- [YOUR INSTRUCTIONS] Can you output the material exactly as written, minus any pictures it holds?

Collection entries:
BEGIN
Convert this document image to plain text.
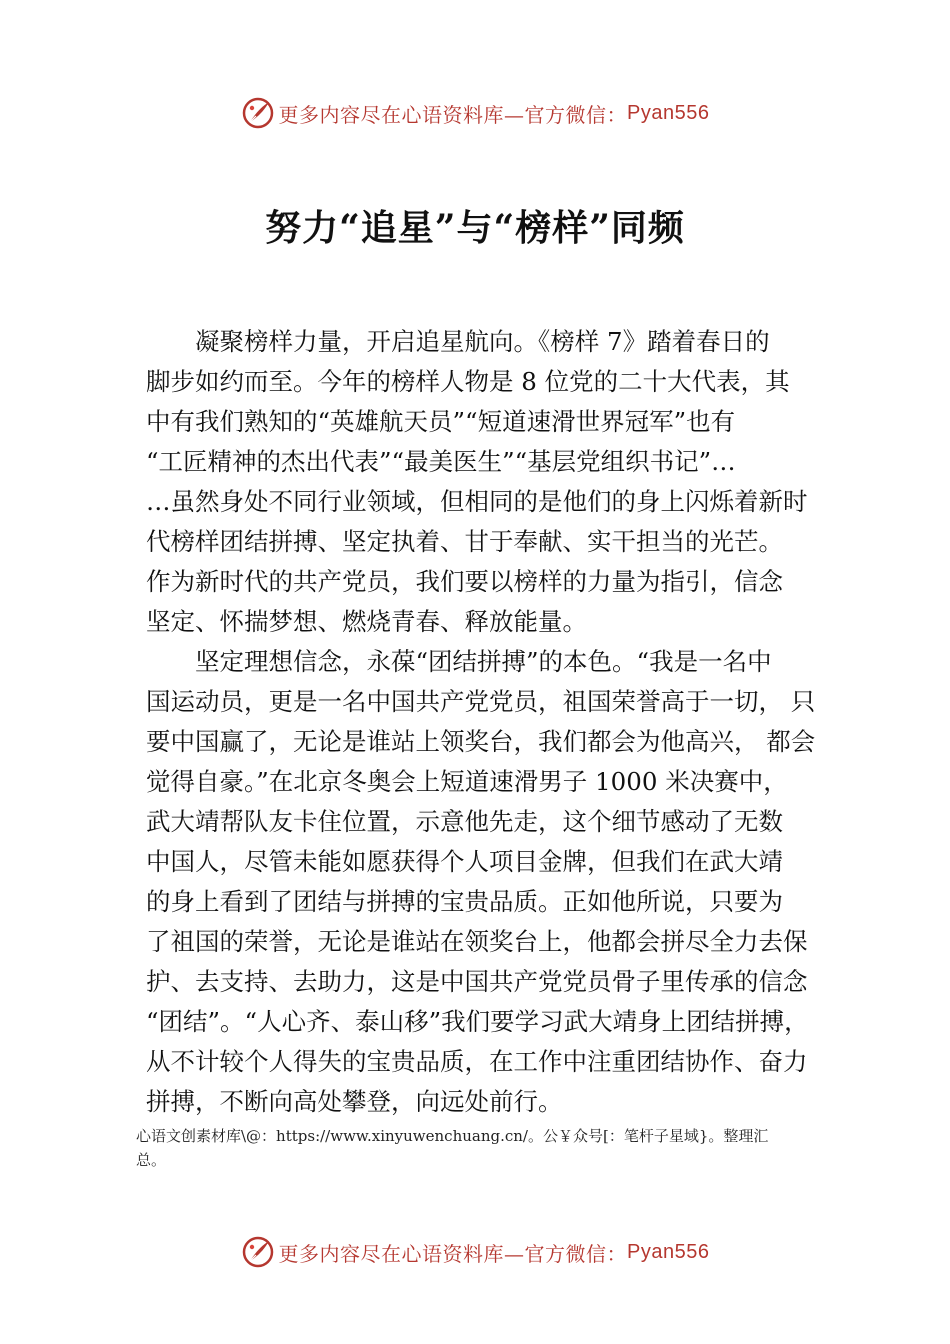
更多内容尽在心语资料库—官方微信： Pyan556
努力“追星”与“榜样”同频
凝聚榜样力量，开启追星航向。《榜样 7》踏着春日的
脚步如约而至。今年的榜样人物是 8 位党的二十大代表，其
中有我们熟知的“英雄航天员”“短道速滑世界冠军”也有
“工匠精神的杰出代表”“最美医生”“基层党组织书记”…
…虽然身处不同行业领域，但相同的是他们的身上闪烁着新时
代榜样团结拼搏、坚定执着、甘于奉献、实干担当的光芒。
作为新时代的共产党员，我们要以榜样的力量为指引，信念
坚定、怀揣梦想、燃烧青春、释放能量。
坚定理想信念，永葆“团结拼搏”的本色。“我是一名中
国运动员，更是一名中国共产党党员，祖国荣誉高于一切， 只
要中国赢了，无论是谁站上领奖台，我们都会为他高兴， 都会
觉得自豪。”在北京冬奥会上短道速滑男子 1000 米决赛中，
武大靖帮队友卡住位置，示意他先走，这个细节感动了无数
中国人，尽管未能如愿获得个人项目金牌，但我们在武大靖
的身上看到了团结与拼搏的宝贵品质。正如他所说，只要为
了祖国的荣誉，无论是谁站在领奖台上，他都会拼尽全力去保
护、去支持、去助力，这是中国共产党党员骨子里传承的信念
“团结”。“人心齐、泰山移”我们要学习武大靖身上团结拼搏，
从不计较个人得失的宝贵品质，在工作中注重团结协作、奋力
拼搏，不断向高处攀登，向远处前行。
心语文创素材库\@：https://www.xinyuwenchuang.cn/。公￥众号[：笔杆子星域}。整理汇
总。
更多内容尽在心语资料库—官方微信： Pyan556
END
- [FINISHED EXERCISE]
Convert this document image to plain text.
更多内容尽在心语资料库—官方微信： Pyan556
努力“追星”与“榜样”同频
凝聚榜样力量，开启追星航向。《榜样 7》踏着春日的
脚步如约而至。今年的榜样人物是 8 位党的二十大代表，其
中有我们熟知的“英雄航天员”“短道速滑世界冠军”也有
“工匠精神的杰出代表”“最美医生”“基层党组织书记”…
…虽然身处不同行业领域，但相同的是他们的身上闪烁着新时
代榜样团结拼搏、坚定执着、甘于奉献、实干担当的光芒。
作为新时代的共产党员，我们要以榜样的力量为指引，信念
坚定、怀揣梦想、燃烧青春、释放能量。
坚定理想信念，永葆“团结拼搏”的本色。“我是一名中
国运动员，更是一名中国共产党党员，祖国荣誉高于一切， 只
要中国赢了，无论是谁站上领奖台，我们都会为他高兴， 都会
觉得自豪。”在北京冬奥会上短道速滑男子 1000 米决赛中，
武大靖帮队友卡住位置，示意他先走，这个细节感动了无数
中国人，尽管未能如愿获得个人项目金牌，但我们在武大靖
的身上看到了团结与拼搏的宝贵品质。正如他所说，只要为
了祖国的荣誉，无论是谁站在领奖台上，他都会拼尽全力去保
护、去支持、去助力，这是中国共产党党员骨子里传承的信念
“团结”。“人心齐、泰山移”我们要学习武大靖身上团结拼搏，
从不计较个人得失的宝贵品质，在工作中注重团结协作、奋力
拼搏，不断向高处攀登，向远处前行。
心语文创素材库\@：https://www.xinyuwenchuang.cn/。公￥众号[：笔杆子星域}。整理汇
总。
更多内容尽在心语资料库—官方微信： Pyan556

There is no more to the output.